▸ **Work required**: Count every line where "User" shows up, and give that number only.

== Given data ==

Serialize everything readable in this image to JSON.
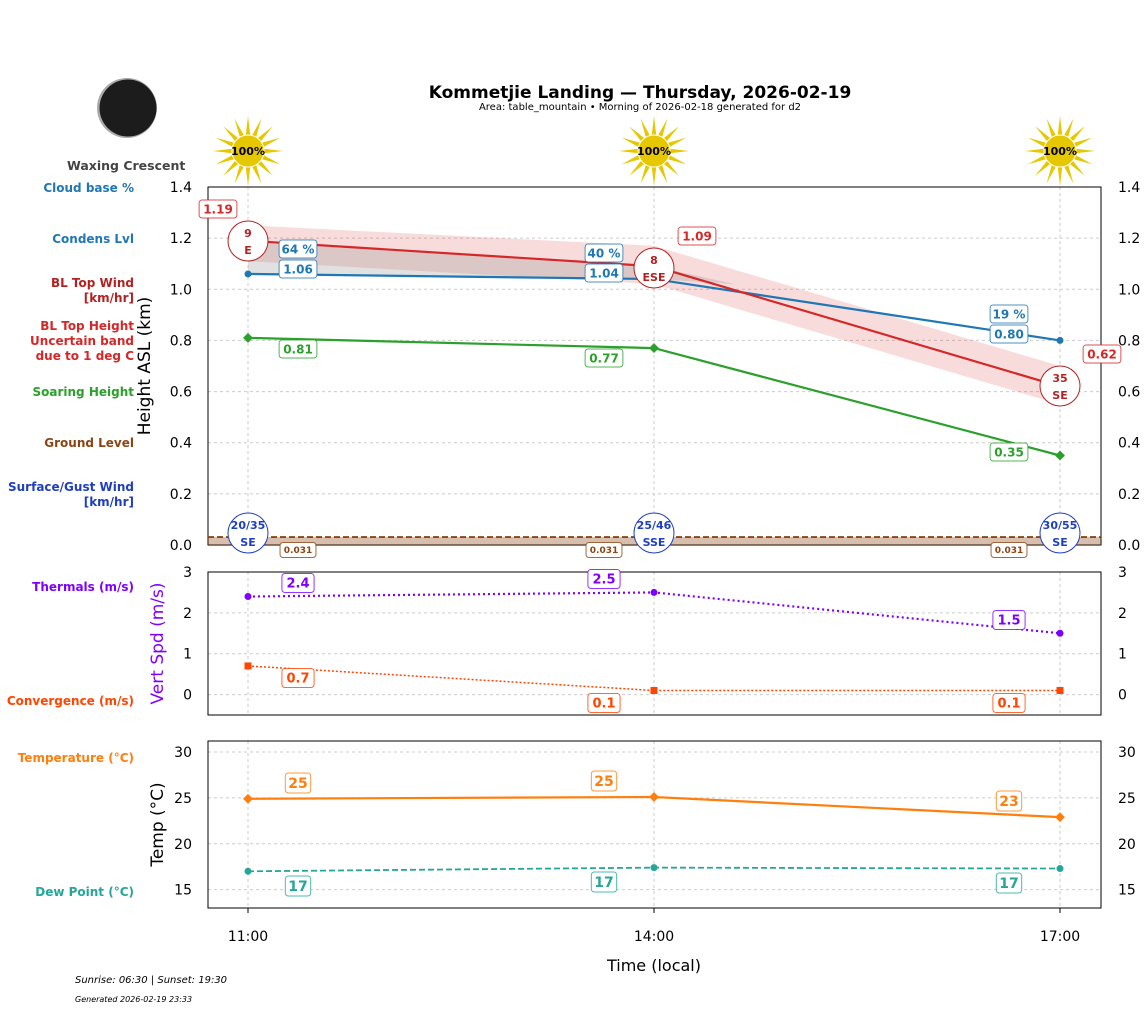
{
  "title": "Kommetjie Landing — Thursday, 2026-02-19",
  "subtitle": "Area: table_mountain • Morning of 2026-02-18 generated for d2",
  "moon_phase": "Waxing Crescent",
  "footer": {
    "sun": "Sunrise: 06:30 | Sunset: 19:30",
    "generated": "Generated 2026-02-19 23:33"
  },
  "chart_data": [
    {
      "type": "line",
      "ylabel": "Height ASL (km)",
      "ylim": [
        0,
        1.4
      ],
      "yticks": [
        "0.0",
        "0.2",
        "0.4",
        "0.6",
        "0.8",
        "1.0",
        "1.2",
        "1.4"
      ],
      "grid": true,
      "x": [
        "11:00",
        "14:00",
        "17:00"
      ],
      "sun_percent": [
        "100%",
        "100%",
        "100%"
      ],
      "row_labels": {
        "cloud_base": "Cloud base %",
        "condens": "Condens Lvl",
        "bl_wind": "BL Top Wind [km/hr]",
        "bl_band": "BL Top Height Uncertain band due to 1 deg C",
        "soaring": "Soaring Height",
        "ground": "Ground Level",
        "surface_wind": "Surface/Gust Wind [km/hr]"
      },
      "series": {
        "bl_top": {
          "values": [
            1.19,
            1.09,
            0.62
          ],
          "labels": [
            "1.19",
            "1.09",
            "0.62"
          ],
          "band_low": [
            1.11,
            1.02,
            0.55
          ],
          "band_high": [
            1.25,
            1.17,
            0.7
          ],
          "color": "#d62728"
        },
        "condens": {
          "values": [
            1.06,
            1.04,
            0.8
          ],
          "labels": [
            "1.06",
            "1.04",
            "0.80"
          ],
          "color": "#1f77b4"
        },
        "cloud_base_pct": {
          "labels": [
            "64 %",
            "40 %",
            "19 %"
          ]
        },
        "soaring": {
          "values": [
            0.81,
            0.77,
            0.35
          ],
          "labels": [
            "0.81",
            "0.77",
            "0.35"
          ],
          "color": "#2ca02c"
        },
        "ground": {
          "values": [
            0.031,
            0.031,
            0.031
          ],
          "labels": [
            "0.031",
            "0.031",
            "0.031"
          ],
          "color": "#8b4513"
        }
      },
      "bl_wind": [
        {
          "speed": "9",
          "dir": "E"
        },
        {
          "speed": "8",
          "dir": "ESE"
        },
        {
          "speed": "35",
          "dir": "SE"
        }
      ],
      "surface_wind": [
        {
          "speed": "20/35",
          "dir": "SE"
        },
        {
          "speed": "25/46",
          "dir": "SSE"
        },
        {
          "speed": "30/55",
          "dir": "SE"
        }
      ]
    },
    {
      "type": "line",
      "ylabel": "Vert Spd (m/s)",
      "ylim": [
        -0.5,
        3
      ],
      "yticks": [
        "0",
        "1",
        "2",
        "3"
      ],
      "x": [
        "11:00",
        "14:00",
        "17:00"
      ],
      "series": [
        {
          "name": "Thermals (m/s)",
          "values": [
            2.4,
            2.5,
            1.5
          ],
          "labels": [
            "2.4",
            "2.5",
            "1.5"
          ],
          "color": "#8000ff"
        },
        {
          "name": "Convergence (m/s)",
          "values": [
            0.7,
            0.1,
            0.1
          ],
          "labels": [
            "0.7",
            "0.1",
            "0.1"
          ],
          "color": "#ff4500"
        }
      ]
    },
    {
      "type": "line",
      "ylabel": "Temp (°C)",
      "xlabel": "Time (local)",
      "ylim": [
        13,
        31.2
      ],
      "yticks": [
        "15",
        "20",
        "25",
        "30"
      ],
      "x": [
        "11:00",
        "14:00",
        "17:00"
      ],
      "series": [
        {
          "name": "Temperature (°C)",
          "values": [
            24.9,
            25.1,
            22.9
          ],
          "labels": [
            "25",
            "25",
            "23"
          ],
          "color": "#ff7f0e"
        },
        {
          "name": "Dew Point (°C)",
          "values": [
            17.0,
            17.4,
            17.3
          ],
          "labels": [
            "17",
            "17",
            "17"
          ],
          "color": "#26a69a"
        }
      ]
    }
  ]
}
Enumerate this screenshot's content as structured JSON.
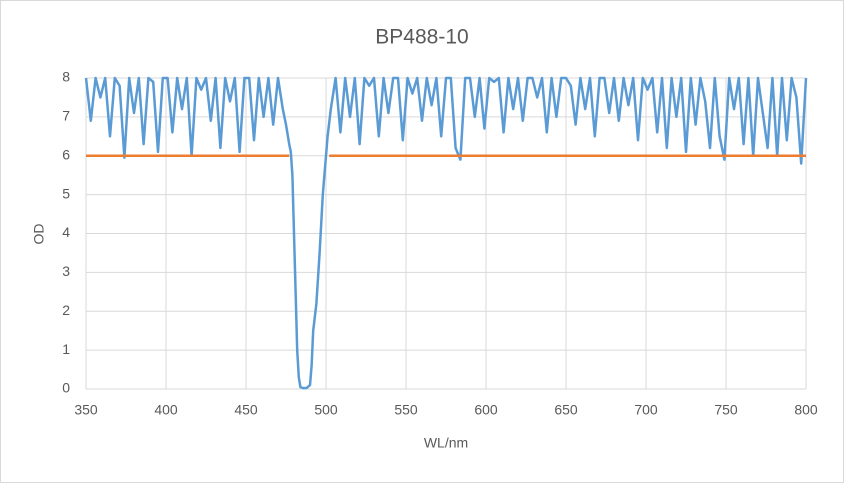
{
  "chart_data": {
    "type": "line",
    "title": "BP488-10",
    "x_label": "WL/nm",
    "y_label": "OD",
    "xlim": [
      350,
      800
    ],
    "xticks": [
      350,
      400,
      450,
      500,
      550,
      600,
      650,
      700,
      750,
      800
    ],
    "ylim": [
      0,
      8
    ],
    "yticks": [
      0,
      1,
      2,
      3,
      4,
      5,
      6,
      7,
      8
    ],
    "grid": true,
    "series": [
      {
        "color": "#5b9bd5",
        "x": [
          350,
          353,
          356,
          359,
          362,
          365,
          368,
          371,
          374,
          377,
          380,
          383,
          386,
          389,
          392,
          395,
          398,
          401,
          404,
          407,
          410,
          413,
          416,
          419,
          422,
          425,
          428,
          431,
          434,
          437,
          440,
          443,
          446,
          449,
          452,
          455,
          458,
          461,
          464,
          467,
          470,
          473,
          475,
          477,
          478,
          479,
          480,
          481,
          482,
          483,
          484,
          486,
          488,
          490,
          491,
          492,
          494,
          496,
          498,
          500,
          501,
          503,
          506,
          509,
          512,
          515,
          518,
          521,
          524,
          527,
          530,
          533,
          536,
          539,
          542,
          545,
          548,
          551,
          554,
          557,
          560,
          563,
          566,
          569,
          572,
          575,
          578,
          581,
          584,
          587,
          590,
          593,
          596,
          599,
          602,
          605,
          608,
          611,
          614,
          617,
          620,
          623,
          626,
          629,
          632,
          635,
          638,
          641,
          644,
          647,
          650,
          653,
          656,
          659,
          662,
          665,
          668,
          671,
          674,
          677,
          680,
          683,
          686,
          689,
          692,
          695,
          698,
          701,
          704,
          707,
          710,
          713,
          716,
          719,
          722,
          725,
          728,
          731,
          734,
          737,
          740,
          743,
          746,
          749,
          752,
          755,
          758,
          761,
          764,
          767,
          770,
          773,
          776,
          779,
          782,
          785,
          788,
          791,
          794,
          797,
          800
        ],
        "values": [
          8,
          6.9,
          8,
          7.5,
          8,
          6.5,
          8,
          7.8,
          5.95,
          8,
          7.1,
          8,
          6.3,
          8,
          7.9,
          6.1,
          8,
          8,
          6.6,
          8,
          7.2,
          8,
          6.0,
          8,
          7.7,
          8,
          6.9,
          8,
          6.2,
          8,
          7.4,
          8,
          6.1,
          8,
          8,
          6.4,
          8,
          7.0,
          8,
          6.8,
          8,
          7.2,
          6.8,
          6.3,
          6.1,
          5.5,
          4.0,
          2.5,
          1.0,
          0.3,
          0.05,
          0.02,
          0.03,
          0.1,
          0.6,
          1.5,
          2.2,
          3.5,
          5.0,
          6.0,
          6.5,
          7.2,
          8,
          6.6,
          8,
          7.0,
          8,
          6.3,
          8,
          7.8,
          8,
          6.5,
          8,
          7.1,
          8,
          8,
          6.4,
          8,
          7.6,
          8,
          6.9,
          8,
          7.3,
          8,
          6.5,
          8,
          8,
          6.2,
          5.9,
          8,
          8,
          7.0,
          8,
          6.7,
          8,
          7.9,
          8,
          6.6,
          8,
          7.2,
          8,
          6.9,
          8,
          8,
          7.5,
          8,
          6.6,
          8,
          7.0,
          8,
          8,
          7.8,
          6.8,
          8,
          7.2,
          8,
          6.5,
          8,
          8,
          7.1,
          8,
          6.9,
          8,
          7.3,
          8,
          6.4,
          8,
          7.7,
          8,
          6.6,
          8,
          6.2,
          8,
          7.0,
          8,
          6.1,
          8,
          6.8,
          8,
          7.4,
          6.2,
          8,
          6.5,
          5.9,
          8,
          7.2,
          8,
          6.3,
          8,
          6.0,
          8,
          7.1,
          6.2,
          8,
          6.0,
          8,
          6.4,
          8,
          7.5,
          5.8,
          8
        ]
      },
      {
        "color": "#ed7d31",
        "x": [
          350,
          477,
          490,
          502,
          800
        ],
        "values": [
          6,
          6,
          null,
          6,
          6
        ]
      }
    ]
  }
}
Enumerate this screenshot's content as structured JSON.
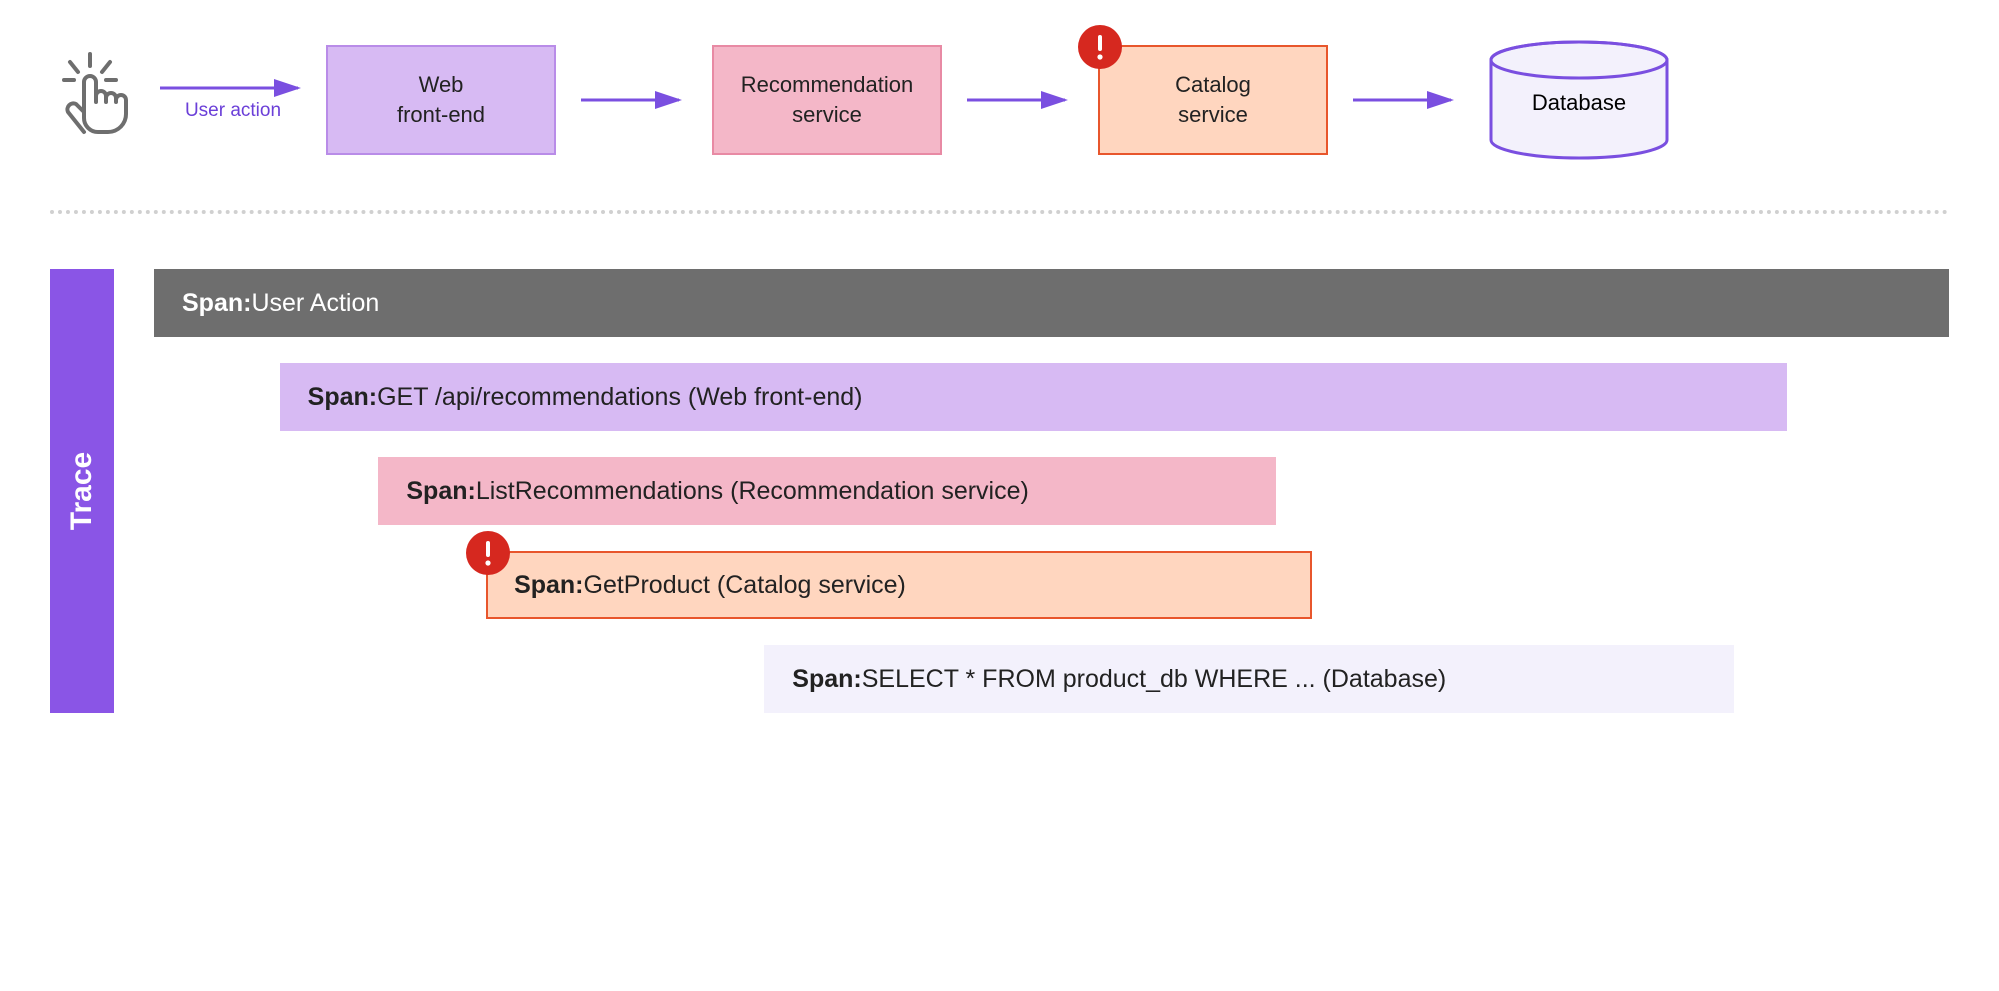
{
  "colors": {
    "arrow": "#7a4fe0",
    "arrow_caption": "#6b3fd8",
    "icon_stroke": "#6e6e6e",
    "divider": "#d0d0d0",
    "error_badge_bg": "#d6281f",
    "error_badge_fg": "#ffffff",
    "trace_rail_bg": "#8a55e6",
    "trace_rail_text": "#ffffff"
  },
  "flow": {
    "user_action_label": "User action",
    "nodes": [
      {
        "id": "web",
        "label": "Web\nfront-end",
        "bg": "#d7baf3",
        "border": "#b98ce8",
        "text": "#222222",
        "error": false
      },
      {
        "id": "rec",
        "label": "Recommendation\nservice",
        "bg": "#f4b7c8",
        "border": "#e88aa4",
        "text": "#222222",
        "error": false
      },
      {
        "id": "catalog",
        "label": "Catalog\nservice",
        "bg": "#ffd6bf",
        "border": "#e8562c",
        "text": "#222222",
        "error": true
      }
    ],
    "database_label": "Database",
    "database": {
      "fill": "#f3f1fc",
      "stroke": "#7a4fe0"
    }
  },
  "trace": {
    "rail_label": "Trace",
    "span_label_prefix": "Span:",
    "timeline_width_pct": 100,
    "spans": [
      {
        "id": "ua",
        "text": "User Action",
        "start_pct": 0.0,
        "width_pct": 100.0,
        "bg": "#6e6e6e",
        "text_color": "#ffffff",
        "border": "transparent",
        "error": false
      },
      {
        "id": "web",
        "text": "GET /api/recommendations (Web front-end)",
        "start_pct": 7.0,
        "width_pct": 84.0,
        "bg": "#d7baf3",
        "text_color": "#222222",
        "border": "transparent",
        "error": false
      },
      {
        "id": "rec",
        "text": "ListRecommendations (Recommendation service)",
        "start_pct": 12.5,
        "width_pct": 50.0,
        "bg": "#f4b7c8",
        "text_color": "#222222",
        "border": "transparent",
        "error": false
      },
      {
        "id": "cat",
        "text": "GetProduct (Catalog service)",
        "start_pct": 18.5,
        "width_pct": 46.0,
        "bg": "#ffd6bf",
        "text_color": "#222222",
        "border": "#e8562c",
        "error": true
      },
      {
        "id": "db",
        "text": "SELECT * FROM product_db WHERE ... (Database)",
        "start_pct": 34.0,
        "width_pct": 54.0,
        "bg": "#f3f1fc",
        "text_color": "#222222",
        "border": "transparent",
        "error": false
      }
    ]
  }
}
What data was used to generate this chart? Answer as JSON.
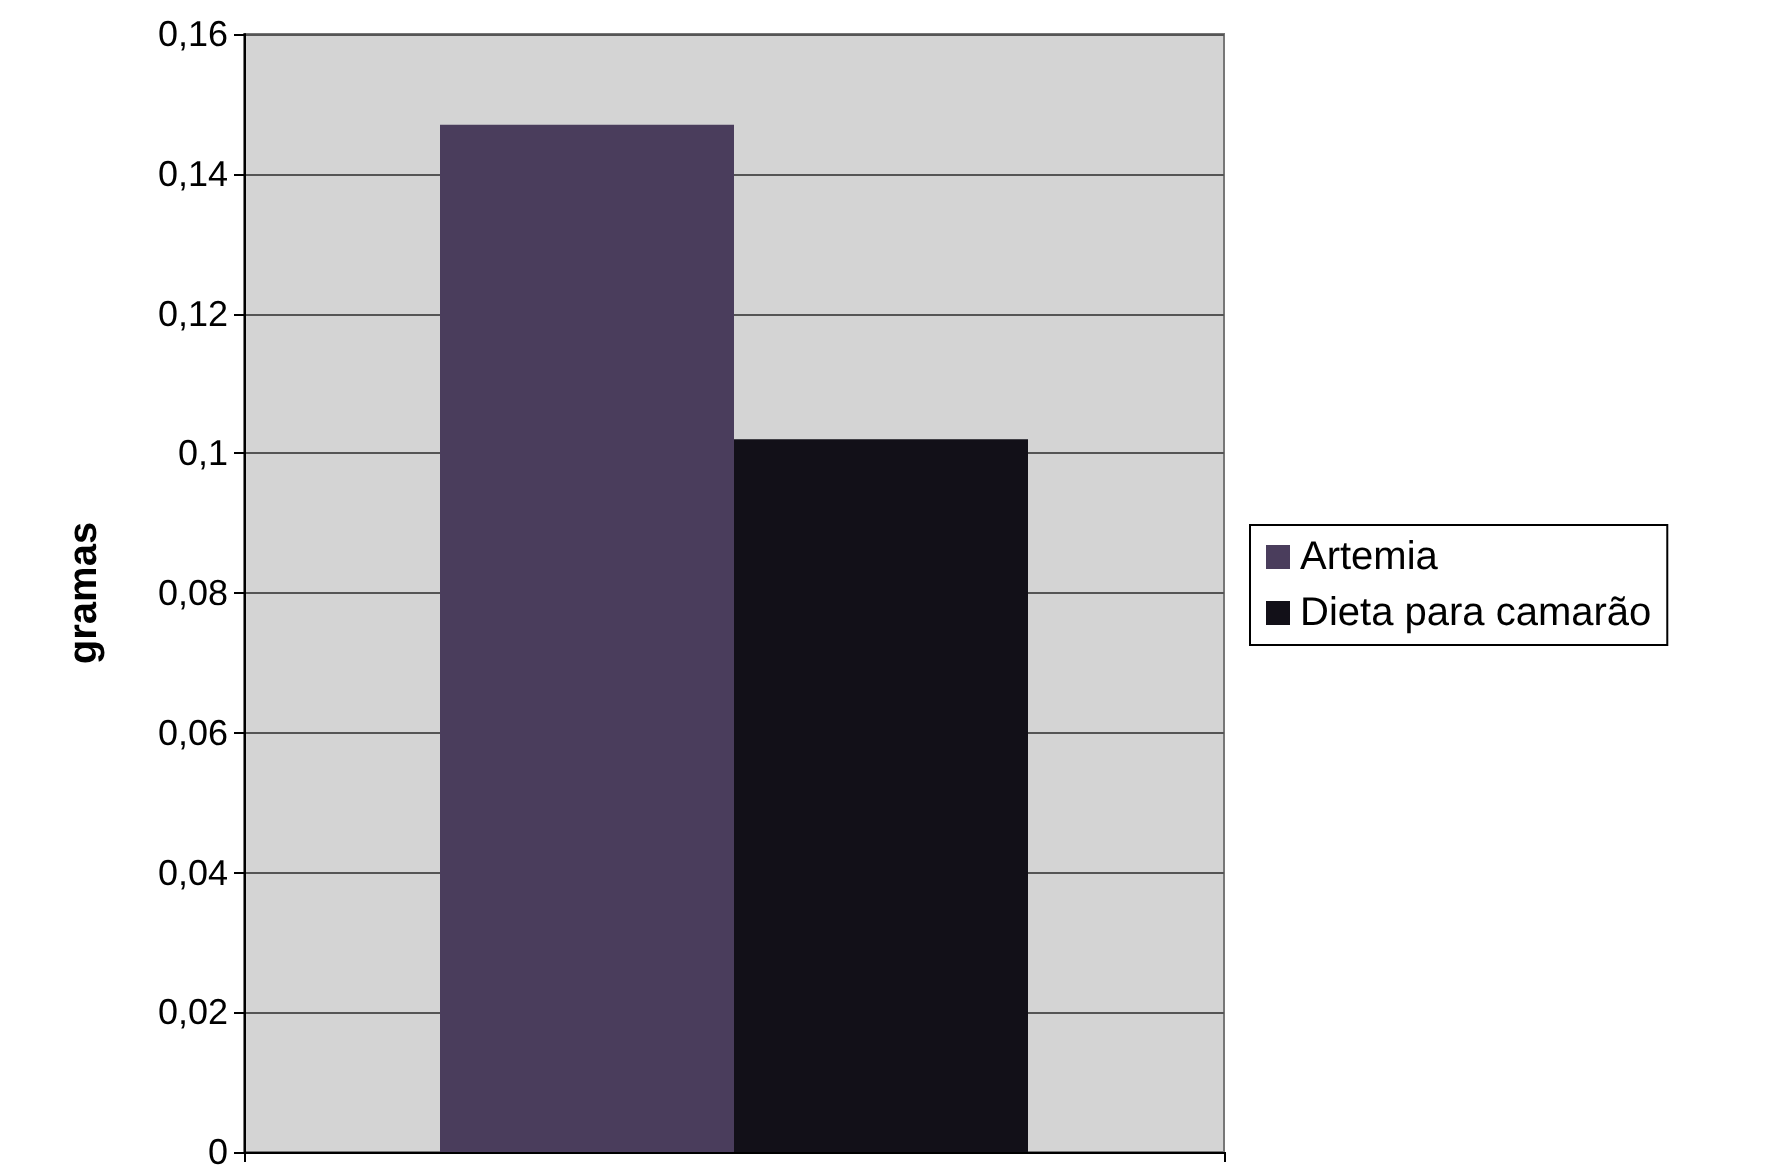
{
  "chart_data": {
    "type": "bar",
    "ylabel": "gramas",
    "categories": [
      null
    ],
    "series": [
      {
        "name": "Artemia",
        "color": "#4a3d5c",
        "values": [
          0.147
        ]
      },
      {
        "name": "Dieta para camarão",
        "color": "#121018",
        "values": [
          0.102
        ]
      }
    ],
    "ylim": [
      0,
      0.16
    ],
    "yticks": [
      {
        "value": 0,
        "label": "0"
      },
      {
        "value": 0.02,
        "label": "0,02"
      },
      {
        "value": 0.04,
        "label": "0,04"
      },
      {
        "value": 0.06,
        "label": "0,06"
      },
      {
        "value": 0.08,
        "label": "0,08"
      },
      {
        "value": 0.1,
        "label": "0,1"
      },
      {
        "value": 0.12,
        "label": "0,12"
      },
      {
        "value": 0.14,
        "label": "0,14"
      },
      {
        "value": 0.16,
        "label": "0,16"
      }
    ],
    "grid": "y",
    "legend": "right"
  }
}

===

▸ **Full answer**: 2